— Task 1 —
According to the forum thread about moving from Italy to the UK, about how much is it costing shauns303 to ship almost 3 cubic meters?
_ _ _ _ _ _ _
# Moving from Italy to Uk



## shauns303

Hi, My partner and I are about to move from Ravenna, Italy to Brighton UK. 
I have been searching for removal companies or van hire etc, to move our belongings. There isn't much to move, no furniture. Just suitcases, instruments and some kitchen stuff. 

I am posting here because I was hoping to find someone that knows of a van relocation service or a cheap moving company or anyone that is travelling back to the uk from Italy?

Any input or suggestions would be greatly appreciated.

Thank you

Shaun


----------



## LisaJW

Hi, if you're still looking for someone with a van try searching for 'man and van italy' on facebook. This is a small one man business and he makes trips to the UK from Italy once a month for full or part loads.

Might be an option, hope it helps.


----------



## smanet

I'm trying to move with my wife to UK, but as I'm still looking for job there, I didn't thought about how move there!
Thank you, this will be very useful!


----------



## shauns303

@ smanet... 
From what I can tell from the research I have done. There are many options to do the move. It all comes down to that one thing we love most.... MONEY!!! For us, we didn't want to spend too much. Hiring a car from Italy and leaving in the UK is NOT an option. Hiring a car and returning it back after a week was far far too expensive. Hiring a service like "man with a van" we also found very expensive. we even considered buying a car, but the paper work and costs that follow that was a headache... 

We decided to go with a service here called "Mailboxes". I'm sure you've heard of them. The act as a middle man between us folk and the big shipping companies like UPS etc. They're moving almost 3 Cubic Metres for about 300 Euros. But for us, it was easier for we are not moving any furniture. 

Hope you can learn something from our experience.
_ _ _ _ _ _ _
— Task 2 —
Reproduce every line of the records below, word for word and in the same order.
_ _ _ _ _ _ _
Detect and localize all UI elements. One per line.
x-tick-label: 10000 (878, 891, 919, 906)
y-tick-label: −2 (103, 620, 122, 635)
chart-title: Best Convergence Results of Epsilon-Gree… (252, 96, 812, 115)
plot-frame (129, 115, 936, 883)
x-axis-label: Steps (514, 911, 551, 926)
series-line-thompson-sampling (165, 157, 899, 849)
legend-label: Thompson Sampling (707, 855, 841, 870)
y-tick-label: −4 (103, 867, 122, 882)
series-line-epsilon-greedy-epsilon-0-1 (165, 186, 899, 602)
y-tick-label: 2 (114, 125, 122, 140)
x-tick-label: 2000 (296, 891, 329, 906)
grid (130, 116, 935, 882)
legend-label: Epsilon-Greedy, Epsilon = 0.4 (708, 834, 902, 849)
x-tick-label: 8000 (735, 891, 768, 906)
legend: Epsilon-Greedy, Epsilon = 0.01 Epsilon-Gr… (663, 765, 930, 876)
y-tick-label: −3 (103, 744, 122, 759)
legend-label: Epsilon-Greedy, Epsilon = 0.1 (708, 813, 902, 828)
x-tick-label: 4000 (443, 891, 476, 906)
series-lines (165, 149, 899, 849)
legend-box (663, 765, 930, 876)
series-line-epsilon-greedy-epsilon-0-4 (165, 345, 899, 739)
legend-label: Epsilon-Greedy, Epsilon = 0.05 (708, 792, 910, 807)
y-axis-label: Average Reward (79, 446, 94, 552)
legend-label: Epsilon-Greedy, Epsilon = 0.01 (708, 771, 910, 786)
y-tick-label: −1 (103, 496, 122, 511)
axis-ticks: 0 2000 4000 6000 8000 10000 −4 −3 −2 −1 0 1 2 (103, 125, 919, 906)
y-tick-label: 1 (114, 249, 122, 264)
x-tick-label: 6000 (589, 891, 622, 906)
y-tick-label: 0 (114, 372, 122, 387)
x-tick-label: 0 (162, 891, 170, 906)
_ _ _ _ _ _ _
— Task solution 1 —
About 300 euros.

— Task solution 2 —
Detect and localize all UI elements. One per line.
x-tick-label: 10000 (878, 891, 919, 906)
y-tick-label: −2 (103, 620, 122, 635)
chart-title: Best Convergence Results of Epsilon-Gree… (252, 96, 812, 115)
plot-frame (129, 115, 936, 883)
x-axis-label: Steps (514, 911, 551, 926)
series-line-thompson-sampling (165, 157, 899, 849)
legend-label: Thompson Sampling (707, 855, 841, 870)
y-tick-label: −4 (103, 867, 122, 882)
series-line-epsilon-greedy-epsilon-0-1 (165, 186, 899, 602)
y-tick-label: 2 (114, 125, 122, 140)
x-tick-label: 2000 (296, 891, 329, 906)
grid (130, 116, 935, 882)
legend-label: Epsilon-Greedy, Epsilon = 0.4 (708, 834, 902, 849)
x-tick-label: 8000 (735, 891, 768, 906)
legend: Epsilon-Greedy, Epsilon = 0.01 Epsilon-Gr… (663, 765, 930, 876)
y-tick-label: −3 (103, 744, 122, 759)
legend-label: Epsilon-Greedy, Epsilon = 0.1 (708, 813, 902, 828)
x-tick-label: 4000 (443, 891, 476, 906)
series-lines (165, 149, 899, 849)
legend-box (663, 765, 930, 876)
series-line-epsilon-greedy-epsilon-0-4 (165, 345, 899, 739)
legend-label: Epsilon-Greedy, Epsilon = 0.05 (708, 792, 910, 807)
y-axis-label: Average Reward (79, 446, 94, 552)
legend-label: Epsilon-Greedy, Epsilon = 0.01 (708, 771, 910, 786)
y-tick-label: −1 (103, 496, 122, 511)
axis-ticks: 0 2000 4000 6000 8000 10000 −4 −3 −2 −1 0 1 2 (103, 125, 919, 906)
y-tick-label: 1 (114, 249, 122, 264)
x-tick-label: 6000 (589, 891, 622, 906)
y-tick-label: 0 (114, 372, 122, 387)
x-tick-label: 0 (162, 891, 170, 906)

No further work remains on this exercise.